WHAT TO DO:
Reply with one number: the count of lines in the listing that contain the string "JSON".

RECORDS FOR THIS EXERCISE:
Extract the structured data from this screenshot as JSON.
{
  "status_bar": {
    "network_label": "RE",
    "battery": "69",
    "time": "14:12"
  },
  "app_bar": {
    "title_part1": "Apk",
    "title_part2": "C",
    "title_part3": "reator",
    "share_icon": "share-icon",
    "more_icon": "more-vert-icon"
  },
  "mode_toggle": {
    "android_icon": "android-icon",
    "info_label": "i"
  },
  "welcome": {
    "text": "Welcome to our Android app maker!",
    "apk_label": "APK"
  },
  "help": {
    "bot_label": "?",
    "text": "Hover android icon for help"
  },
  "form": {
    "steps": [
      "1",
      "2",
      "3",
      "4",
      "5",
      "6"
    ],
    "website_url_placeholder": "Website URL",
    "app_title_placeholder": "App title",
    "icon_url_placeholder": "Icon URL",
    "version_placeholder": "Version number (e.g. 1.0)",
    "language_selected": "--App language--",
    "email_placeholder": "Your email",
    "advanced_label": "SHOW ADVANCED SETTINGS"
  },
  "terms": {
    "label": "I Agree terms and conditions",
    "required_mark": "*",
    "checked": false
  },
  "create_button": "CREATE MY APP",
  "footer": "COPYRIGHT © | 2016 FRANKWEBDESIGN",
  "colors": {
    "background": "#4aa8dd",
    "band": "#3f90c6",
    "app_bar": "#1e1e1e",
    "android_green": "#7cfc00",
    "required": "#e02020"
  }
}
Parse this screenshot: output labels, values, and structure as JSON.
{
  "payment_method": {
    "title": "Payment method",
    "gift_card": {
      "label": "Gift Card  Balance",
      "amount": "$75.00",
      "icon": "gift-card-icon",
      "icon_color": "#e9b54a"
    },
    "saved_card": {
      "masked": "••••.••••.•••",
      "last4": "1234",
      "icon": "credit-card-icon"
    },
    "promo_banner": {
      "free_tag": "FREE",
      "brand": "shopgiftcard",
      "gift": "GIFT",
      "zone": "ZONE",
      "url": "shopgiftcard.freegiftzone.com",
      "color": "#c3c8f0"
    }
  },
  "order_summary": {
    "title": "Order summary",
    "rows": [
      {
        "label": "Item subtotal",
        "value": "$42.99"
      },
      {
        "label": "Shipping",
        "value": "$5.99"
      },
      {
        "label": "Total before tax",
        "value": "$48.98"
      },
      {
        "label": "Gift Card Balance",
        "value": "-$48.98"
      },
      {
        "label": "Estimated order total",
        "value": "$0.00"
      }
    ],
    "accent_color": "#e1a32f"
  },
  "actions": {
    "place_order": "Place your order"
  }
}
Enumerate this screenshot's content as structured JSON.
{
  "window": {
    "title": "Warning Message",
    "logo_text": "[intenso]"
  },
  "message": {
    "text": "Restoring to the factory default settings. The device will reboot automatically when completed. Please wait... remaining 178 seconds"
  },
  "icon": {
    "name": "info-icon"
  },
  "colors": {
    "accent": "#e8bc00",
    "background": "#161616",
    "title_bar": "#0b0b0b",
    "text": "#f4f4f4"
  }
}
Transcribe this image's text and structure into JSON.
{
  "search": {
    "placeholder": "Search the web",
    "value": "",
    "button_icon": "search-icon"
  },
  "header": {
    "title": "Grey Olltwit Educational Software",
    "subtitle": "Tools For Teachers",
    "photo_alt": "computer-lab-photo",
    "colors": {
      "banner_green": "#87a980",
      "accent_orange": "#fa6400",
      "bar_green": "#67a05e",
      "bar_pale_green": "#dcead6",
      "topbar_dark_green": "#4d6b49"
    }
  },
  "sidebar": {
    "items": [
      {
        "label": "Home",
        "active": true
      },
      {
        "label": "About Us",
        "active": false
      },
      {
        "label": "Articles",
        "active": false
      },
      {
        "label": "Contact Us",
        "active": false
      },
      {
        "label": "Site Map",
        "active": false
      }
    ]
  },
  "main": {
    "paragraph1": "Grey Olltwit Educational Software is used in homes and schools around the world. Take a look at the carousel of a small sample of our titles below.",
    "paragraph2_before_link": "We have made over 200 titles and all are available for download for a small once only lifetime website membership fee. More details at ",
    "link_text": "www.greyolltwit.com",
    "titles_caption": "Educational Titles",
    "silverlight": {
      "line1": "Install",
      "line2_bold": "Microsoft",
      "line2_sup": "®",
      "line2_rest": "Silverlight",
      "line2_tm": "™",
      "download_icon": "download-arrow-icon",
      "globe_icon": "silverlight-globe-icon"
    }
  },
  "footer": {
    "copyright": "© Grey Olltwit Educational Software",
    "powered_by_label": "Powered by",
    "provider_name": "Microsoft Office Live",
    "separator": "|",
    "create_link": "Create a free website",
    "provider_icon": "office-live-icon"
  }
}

WRITTEN RESPONSE:
4